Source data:
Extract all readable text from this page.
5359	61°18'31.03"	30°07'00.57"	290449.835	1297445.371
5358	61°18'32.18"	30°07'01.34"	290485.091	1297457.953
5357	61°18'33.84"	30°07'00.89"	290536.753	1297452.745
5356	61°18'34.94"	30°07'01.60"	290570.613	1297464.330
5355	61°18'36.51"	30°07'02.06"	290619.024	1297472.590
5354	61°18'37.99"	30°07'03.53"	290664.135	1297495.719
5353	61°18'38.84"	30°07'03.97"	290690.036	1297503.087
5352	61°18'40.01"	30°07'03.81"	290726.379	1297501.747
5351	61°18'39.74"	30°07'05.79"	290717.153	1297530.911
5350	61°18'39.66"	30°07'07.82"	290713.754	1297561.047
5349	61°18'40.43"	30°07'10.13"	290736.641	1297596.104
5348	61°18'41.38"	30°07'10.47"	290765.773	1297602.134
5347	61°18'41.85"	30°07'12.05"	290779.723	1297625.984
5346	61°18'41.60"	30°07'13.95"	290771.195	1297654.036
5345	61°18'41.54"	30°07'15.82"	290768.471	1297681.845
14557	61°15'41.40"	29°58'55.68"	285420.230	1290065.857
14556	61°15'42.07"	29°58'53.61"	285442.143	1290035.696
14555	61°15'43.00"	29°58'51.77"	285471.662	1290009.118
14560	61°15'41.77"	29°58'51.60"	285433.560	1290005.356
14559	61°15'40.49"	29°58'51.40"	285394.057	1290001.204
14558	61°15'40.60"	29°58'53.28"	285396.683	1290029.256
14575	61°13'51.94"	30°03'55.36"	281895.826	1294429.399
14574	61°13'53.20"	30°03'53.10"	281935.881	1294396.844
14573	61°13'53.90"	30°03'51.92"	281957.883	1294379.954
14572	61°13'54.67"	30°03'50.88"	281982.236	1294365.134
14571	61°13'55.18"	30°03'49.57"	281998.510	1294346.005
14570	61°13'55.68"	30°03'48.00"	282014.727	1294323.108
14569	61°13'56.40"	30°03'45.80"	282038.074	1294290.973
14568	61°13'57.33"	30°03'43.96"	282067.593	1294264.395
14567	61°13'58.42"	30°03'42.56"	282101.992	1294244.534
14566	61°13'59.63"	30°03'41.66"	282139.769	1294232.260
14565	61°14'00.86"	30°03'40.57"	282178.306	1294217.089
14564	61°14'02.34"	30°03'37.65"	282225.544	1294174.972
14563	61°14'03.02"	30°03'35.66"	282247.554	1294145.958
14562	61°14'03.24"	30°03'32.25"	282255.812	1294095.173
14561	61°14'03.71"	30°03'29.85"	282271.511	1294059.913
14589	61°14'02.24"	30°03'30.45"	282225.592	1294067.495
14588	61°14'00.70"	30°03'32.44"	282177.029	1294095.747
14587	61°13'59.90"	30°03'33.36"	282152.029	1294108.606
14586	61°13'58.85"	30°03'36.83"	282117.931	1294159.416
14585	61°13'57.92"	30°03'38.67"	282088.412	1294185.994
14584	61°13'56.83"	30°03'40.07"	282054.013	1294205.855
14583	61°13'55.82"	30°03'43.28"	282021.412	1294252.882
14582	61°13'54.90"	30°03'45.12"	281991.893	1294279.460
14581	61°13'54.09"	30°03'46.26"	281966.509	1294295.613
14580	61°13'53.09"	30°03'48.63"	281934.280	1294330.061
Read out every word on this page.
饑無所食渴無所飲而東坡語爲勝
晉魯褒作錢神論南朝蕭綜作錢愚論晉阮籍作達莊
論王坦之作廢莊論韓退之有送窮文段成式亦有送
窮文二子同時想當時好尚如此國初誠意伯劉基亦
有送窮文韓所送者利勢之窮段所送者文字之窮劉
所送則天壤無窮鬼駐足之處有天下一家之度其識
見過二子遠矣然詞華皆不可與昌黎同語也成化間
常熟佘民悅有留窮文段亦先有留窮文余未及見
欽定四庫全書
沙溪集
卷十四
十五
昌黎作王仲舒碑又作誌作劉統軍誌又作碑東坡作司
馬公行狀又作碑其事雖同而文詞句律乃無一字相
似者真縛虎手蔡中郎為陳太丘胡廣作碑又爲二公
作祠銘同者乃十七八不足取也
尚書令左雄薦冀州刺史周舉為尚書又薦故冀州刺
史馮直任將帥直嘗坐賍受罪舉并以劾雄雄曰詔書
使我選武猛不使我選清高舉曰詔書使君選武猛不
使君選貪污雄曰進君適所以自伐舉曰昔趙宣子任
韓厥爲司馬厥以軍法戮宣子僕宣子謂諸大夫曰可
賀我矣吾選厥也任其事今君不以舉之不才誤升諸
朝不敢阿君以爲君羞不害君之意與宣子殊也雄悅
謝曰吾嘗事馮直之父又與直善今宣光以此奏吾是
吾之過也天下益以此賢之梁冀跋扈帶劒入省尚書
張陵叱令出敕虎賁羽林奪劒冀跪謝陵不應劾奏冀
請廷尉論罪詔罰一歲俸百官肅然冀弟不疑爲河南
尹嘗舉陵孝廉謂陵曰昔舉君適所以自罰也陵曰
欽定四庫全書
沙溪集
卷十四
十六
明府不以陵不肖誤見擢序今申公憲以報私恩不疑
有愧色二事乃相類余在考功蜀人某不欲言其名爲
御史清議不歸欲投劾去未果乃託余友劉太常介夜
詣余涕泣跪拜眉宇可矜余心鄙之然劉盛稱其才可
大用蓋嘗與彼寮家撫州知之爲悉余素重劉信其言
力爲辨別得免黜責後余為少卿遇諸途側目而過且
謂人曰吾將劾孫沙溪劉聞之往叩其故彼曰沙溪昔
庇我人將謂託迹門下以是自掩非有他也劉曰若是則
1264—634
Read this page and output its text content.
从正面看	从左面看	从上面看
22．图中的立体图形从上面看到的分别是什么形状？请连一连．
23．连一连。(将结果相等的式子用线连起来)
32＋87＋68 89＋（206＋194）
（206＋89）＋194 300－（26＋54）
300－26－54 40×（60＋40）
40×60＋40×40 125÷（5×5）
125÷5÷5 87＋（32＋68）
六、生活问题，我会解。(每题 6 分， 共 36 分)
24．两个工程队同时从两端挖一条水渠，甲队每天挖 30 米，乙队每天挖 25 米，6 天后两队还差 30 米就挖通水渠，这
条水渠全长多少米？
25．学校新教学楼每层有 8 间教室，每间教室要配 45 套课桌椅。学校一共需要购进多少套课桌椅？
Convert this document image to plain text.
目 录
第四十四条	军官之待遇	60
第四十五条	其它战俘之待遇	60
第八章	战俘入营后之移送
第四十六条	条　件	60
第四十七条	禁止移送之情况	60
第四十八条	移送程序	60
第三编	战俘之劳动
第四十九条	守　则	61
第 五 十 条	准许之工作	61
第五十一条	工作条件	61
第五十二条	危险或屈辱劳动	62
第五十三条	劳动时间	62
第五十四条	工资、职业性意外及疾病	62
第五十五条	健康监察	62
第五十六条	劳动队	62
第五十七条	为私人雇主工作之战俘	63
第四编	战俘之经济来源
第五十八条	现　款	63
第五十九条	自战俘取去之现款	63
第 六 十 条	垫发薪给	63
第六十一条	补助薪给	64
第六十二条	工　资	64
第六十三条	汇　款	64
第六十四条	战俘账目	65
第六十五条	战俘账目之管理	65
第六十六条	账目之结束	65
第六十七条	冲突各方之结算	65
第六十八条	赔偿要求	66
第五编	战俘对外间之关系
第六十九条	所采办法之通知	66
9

Aim
Search the data above for the word "text", then gather each line in which it appears.

Answer to the exercise
Extract all readable text from this page.
Read this page and output its text content.
Convert this document image to plain text.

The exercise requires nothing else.